◆ RECORDS FOR THIS EXERCISE:
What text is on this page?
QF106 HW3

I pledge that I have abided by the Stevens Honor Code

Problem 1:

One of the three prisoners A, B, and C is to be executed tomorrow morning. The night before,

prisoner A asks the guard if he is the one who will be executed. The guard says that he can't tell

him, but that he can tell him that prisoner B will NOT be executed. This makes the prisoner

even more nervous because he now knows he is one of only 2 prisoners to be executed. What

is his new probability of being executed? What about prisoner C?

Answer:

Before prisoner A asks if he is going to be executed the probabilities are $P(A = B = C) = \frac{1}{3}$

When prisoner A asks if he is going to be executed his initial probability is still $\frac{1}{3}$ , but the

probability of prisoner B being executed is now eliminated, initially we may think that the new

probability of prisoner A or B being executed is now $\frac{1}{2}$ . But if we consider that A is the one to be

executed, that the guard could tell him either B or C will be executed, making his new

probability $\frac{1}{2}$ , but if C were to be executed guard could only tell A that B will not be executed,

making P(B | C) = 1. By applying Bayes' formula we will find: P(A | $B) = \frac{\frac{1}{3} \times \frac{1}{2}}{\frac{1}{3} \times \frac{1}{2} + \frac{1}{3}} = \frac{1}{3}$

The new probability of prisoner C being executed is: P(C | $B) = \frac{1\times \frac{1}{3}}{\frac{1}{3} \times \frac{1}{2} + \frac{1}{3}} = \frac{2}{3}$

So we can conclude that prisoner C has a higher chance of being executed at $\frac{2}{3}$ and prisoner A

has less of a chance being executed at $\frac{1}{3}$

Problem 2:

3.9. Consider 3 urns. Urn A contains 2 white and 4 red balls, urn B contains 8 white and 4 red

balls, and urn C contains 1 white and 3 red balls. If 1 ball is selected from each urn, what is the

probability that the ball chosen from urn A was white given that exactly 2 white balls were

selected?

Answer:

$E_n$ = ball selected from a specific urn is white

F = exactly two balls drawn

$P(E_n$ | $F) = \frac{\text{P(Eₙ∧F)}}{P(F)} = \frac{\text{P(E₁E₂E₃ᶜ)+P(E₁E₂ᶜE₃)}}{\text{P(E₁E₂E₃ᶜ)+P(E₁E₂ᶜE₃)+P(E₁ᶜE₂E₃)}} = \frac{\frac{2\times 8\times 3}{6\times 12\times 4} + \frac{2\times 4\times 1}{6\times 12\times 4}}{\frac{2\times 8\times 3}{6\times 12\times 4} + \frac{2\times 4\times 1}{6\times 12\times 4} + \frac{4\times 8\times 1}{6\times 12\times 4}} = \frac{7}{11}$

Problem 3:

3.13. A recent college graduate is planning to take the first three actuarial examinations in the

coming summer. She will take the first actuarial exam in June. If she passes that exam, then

◆ TASK BRIEF: Return every line from the records above that holds the word "three".

◆ OUTPUT FOR THIS EXERCISE:
One of the three prisoners A, B, and C is to be executed tomorrow morning. The night before,
3.13. A recent college graduate is planning to take the first three actuarial examinations in the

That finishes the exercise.